__Directions__: Quote every line as written. Omit pictures.
━━ Data for this exercise
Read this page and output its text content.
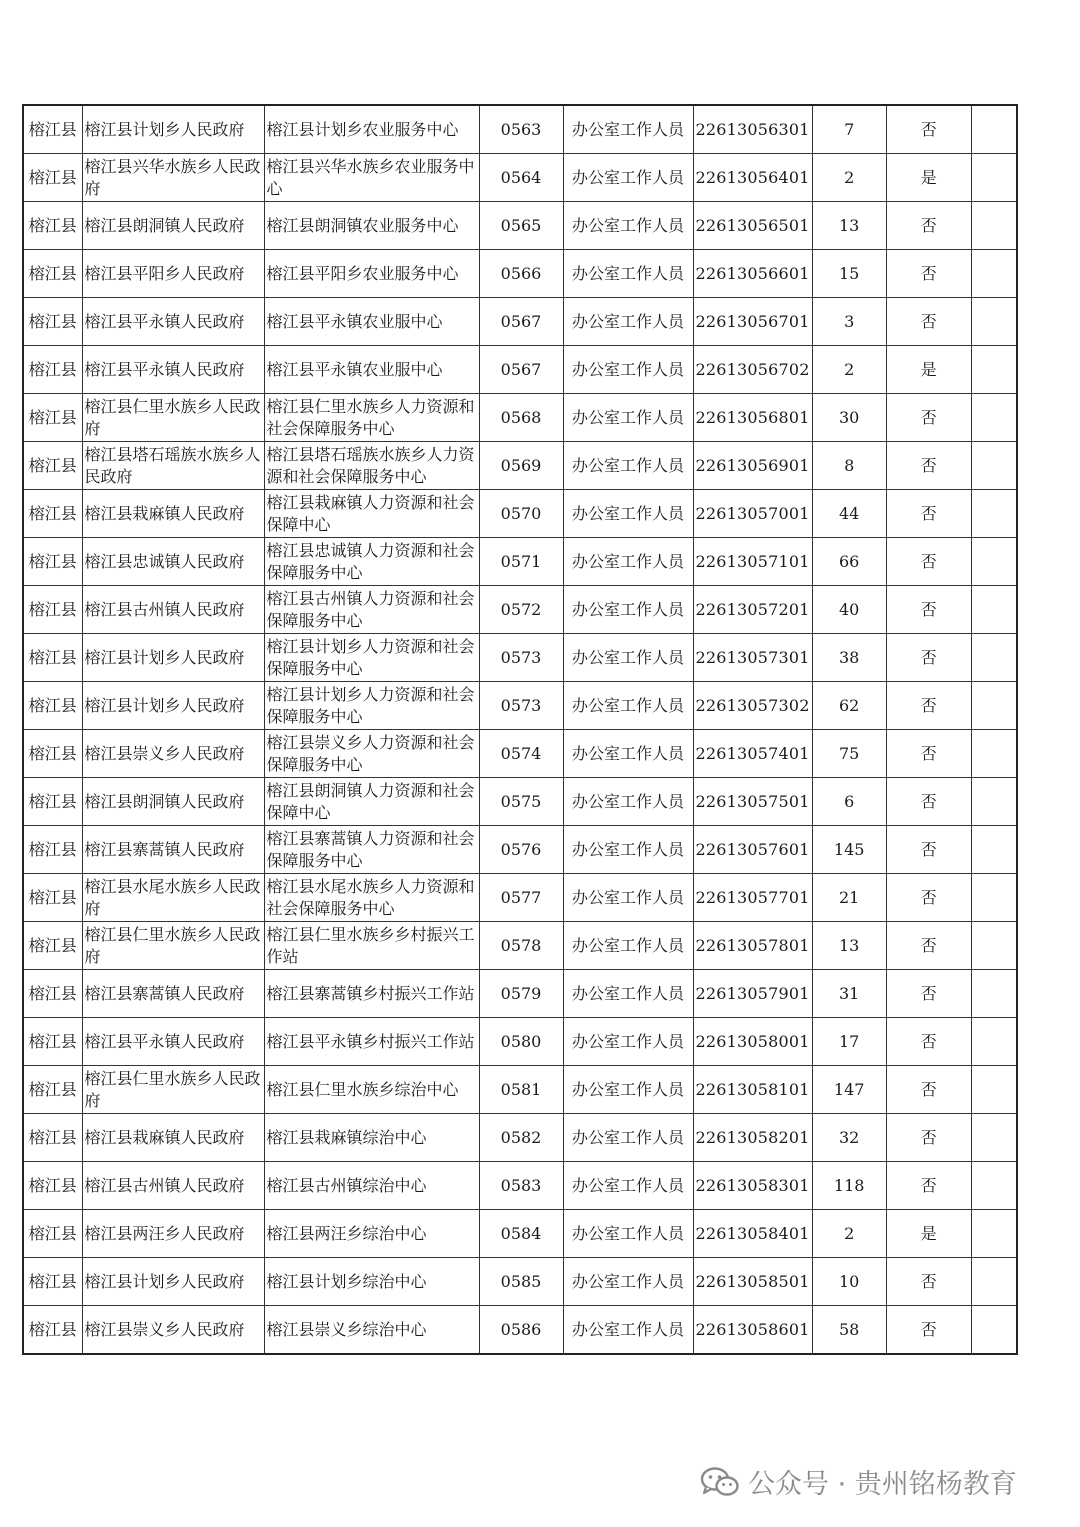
榕江县	榕江县计划乡人民政府	榕江县计划乡农业服务中心	0563	办公室工作人员	22613056301	7	否	
榕江县	榕江县兴华水族乡人民政府	榕江县兴华水族乡农业服务中心	0564	办公室工作人员	22613056401	2	是	
榕江县	榕江县朗洞镇人民政府	榕江县朗洞镇农业服务中心	0565	办公室工作人员	22613056501	13	否	
榕江县	榕江县平阳乡人民政府	榕江县平阳乡农业服务中心	0566	办公室工作人员	22613056601	15	否	
榕江县	榕江县平永镇人民政府	榕江县平永镇农业服中心	0567	办公室工作人员	22613056701	3	否	
榕江县	榕江县平永镇人民政府	榕江县平永镇农业服中心	0567	办公室工作人员	22613056702	2	是	
榕江县	榕江县仁里水族乡人民政府	榕江县仁里水族乡人力资源和社会保障服务中心	0568	办公室工作人员	22613056801	30	否	
榕江县	榕江县塔石瑶族水族乡人民政府	榕江县塔石瑶族水族乡人力资源和社会保障服务中心	0569	办公室工作人员	22613056901	8	否	
榕江县	榕江县栽麻镇人民政府	榕江县栽麻镇人力资源和社会保障中心	0570	办公室工作人员	22613057001	44	否	
榕江县	榕江县忠诚镇人民政府	榕江县忠诚镇人力资源和社会保障服务中心	0571	办公室工作人员	22613057101	66	否	
榕江县	榕江县古州镇人民政府	榕江县古州镇人力资源和社会保障服务中心	0572	办公室工作人员	22613057201	40	否	
榕江县	榕江县计划乡人民政府	榕江县计划乡人力资源和社会保障服务中心	0573	办公室工作人员	22613057301	38	否	
榕江县	榕江县计划乡人民政府	榕江县计划乡人力资源和社会保障服务中心	0573	办公室工作人员	22613057302	62	否	
榕江县	榕江县崇义乡人民政府	榕江县崇义乡人力资源和社会保障服务中心	0574	办公室工作人员	22613057401	75	否	
榕江县	榕江县朗洞镇人民政府	榕江县朗洞镇人力资源和社会保障中心	0575	办公室工作人员	22613057501	6	否	
榕江县	榕江县寨蒿镇人民政府	榕江县寨蒿镇人力资源和社会保障服务中心	0576	办公室工作人员	22613057601	145	否	
榕江县	榕江县水尾水族乡人民政府	榕江县水尾水族乡人力资源和社会保障服务中心	0577	办公室工作人员	22613057701	21	否	
榕江县	榕江县仁里水族乡人民政府	榕江县仁里水族乡乡村振兴工作站	0578	办公室工作人员	22613057801	13	否	
榕江县	榕江县寨蒿镇人民政府	榕江县寨蒿镇乡村振兴工作站	0579	办公室工作人员	22613057901	31	否	
榕江县	榕江县平永镇人民政府	榕江县平永镇乡村振兴工作站	0580	办公室工作人员	22613058001	17	否	
榕江县	榕江县仁里水族乡人民政府	榕江县仁里水族乡综治中心	0581	办公室工作人员	22613058101	147	否	
榕江县	榕江县栽麻镇人民政府	榕江县栽麻镇综治中心	0582	办公室工作人员	22613058201	32	否	
榕江县	榕江县古州镇人民政府	榕江县古州镇综治中心	0583	办公室工作人员	22613058301	118	否	
榕江县	榕江县两汪乡人民政府	榕江县两汪乡综治中心	0584	办公室工作人员	22613058401	2	是	
榕江县	榕江县计划乡人民政府	榕江县计划乡综治中心	0585	办公室工作人员	22613058501	10	否	
榕江县	榕江县崇义乡人民政府	榕江县崇义乡综治中心	0586	办公室工作人员	22613058601	58	否	
公众号 · 贵州铭杨教育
━━━━
__Task output__:
Read this page and output its text content.
榕江县	榕江县计划乡人民政府	榕江县计划乡农业服务中心	0563	办公室工作人员	22613056301	7	否	
榕江县	榕江县兴华水族乡人民政府	榕江县兴华水族乡农业服务中心	0564	办公室工作人员	22613056401	2	是	
榕江县	榕江县朗洞镇人民政府	榕江县朗洞镇农业服务中心	0565	办公室工作人员	22613056501	13	否	
榕江县	榕江县平阳乡人民政府	榕江县平阳乡农业服务中心	0566	办公室工作人员	22613056601	15	否	
榕江县	榕江县平永镇人民政府	榕江县平永镇农业服中心	0567	办公室工作人员	22613056701	3	否	
榕江县	榕江县平永镇人民政府	榕江县平永镇农业服中心	0567	办公室工作人员	22613056702	2	是	
榕江县	榕江县仁里水族乡人民政府	榕江县仁里水族乡人力资源和社会保障服务中心	0568	办公室工作人员	22613056801	30	否	
榕江县	榕江县塔石瑶族水族乡人民政府	榕江县塔石瑶族水族乡人力资源和社会保障服务中心	0569	办公室工作人员	22613056901	8	否	
榕江县	榕江县栽麻镇人民政府	榕江县栽麻镇人力资源和社会保障中心	0570	办公室工作人员	22613057001	44	否	
榕江县	榕江县忠诚镇人民政府	榕江县忠诚镇人力资源和社会保障服务中心	0571	办公室工作人员	22613057101	66	否	
榕江县	榕江县古州镇人民政府	榕江县古州镇人力资源和社会保障服务中心	0572	办公室工作人员	22613057201	40	否	
榕江县	榕江县计划乡人民政府	榕江县计划乡人力资源和社会保障服务中心	0573	办公室工作人员	22613057301	38	否	
榕江县	榕江县计划乡人民政府	榕江县计划乡人力资源和社会保障服务中心	0573	办公室工作人员	22613057302	62	否	
榕江县	榕江县崇义乡人民政府	榕江县崇义乡人力资源和社会保障服务中心	0574	办公室工作人员	22613057401	75	否	
榕江县	榕江县朗洞镇人民政府	榕江县朗洞镇人力资源和社会保障中心	0575	办公室工作人员	22613057501	6	否	
榕江县	榕江县寨蒿镇人民政府	榕江县寨蒿镇人力资源和社会保障服务中心	0576	办公室工作人员	22613057601	145	否	
榕江县	榕江县水尾水族乡人民政府	榕江县水尾水族乡人力资源和社会保障服务中心	0577	办公室工作人员	22613057701	21	否	
榕江县	榕江县仁里水族乡人民政府	榕江县仁里水族乡乡村振兴工作站	0578	办公室工作人员	22613057801	13	否	
榕江县	榕江县寨蒿镇人民政府	榕江县寨蒿镇乡村振兴工作站	0579	办公室工作人员	22613057901	31	否	
榕江县	榕江县平永镇人民政府	榕江县平永镇乡村振兴工作站	0580	办公室工作人员	22613058001	17	否	
榕江县	榕江县仁里水族乡人民政府	榕江县仁里水族乡综治中心	0581	办公室工作人员	22613058101	147	否	
榕江县	榕江县栽麻镇人民政府	榕江县栽麻镇综治中心	0582	办公室工作人员	22613058201	32	否	
榕江县	榕江县古州镇人民政府	榕江县古州镇综治中心	0583	办公室工作人员	22613058301	118	否	
榕江县	榕江县两汪乡人民政府	榕江县两汪乡综治中心	0584	办公室工作人员	22613058401	2	是	
榕江县	榕江县计划乡人民政府	榕江县计划乡综治中心	0585	办公室工作人员	22613058501	10	否	
榕江县	榕江县崇义乡人民政府	榕江县崇义乡综治中心	0586	办公室工作人员	22613058601	58	否	
公众号 · 贵州铭杨教育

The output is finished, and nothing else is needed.